:: Quoted text ::
■ ■ ■
Music Walk is a research project based on a multiplatform music and performance commission for the BBC, to be hosted by a prominent international music festival over the summer of 2012. The producers have requested an embargo on details until official launch in April, when this research summary will be revised. My role is Creative Director. As with other works since 2007, this professional activity runs concurrently with my part-time Research Fellowship at Sussex. In this case as others, it complements research in a number of ways.

The project itself entails 10 new short performance pieces (4 mins or less,) each a response by a different contemporary composer to specific locations, made available free to the public online. The music is designed to be heard on headphones, downloaded from the web, at home or at the locations themselves, where other creative material will be available by via QR codes pasted on street furniture. The online resources include content relating to the composers, and an upload context for musical contributions from the public to form extra compositions, via algorithms and authorial interventions. In addition to the continuously accessible web resources, there will be real-world ‘promenade performance’ cycle of all the works, culminating in a large cluster (2000 people) at a climactic location (to be announced in April.) Live presences – musical or visual - will be introduced for this event. Composers come from the contemporary classical / experimental music world, inc. prominent and less well-established figures from the UK, Asia, Japan, and the US. Creative direction involves devising the concept, selecting locations and composers, curating the work, devising the web presence and directing any staged content.
■ ■ ■
:: Element location listings ::
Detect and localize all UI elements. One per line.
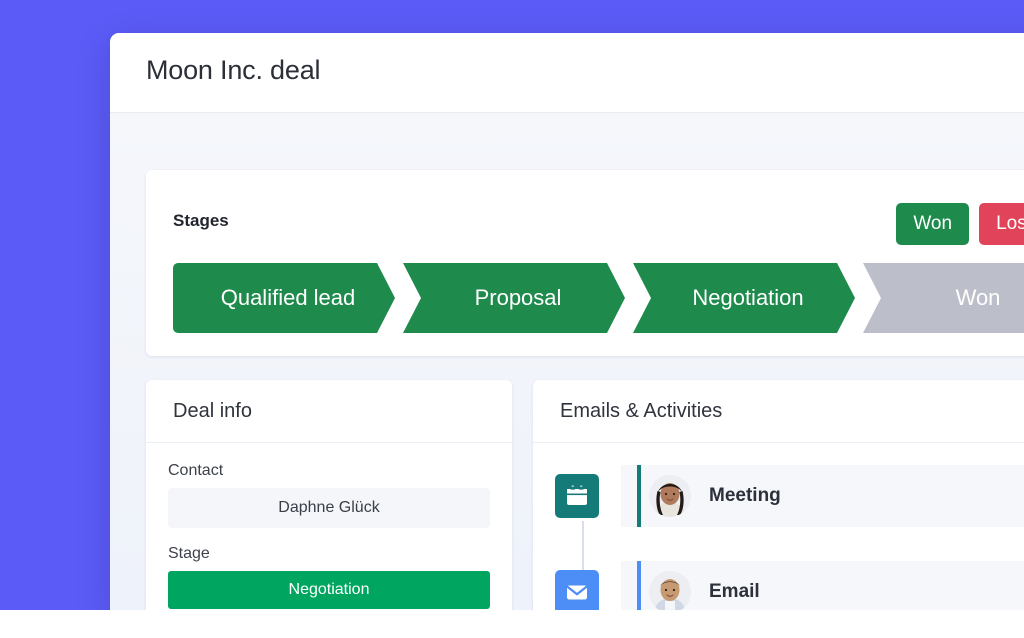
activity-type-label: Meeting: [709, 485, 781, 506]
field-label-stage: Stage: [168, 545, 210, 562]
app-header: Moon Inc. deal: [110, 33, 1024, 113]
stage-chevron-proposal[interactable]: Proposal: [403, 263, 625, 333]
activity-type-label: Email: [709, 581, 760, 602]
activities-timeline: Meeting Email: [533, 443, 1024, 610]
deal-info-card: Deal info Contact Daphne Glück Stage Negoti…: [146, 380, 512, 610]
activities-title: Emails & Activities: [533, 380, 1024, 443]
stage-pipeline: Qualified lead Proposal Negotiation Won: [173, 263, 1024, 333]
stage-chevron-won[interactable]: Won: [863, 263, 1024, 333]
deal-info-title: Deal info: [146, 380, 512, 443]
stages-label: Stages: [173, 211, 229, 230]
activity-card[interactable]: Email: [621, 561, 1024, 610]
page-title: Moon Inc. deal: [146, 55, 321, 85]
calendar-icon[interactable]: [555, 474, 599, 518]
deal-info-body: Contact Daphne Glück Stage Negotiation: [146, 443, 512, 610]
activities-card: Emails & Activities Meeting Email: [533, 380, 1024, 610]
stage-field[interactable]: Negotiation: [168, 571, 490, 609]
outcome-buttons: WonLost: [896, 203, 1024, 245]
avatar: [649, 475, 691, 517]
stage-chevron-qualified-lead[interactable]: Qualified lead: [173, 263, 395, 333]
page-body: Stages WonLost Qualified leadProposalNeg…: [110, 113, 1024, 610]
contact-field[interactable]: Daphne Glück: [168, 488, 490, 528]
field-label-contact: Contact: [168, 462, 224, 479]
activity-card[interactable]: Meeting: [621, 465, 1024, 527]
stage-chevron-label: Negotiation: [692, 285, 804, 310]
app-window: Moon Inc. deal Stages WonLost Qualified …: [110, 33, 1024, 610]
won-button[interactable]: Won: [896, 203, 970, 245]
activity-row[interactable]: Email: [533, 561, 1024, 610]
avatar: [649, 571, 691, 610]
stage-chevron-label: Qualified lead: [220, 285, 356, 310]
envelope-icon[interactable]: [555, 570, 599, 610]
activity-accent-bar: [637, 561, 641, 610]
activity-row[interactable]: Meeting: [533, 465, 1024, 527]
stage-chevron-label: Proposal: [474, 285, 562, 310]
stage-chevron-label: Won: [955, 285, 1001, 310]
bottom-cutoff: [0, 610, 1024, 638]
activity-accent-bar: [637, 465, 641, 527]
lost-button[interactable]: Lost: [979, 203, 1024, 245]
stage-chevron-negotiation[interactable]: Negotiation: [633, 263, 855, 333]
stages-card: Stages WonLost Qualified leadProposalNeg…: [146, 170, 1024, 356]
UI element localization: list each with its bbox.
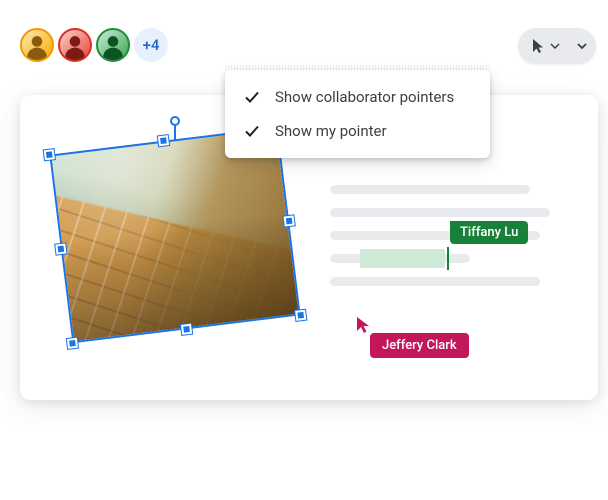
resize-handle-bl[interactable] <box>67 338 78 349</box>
■ ■ ■
:: Task set ::
a: Answer these questions from the Music Walk description:
(i) What is the writer's role on the project?
(ii) How many new short performance pieces does the project entail?
(iii) How many people will form the large cluster at the climactic location?
b: Reproduce the Music Walk description word for word, everything from "Music Walk is" down to "number of ways.".

:: Set of answers ::
a:
(i) Creative Director
(ii) 10
(iii) 2000

b:
Music Walk is a research project based on a multiplatform music and performance commission for the BBC, to be hosted by a prominent international music festival over the summer of 2012. The producers have requested an embargo on details until official launch in April, when this research summary will be revised. My role is Creative Director. As with other works since 2007, this professional activity runs concurrently with my part-time Research Fellowship at Sussex. In this case as others, it complements research in a number of ways.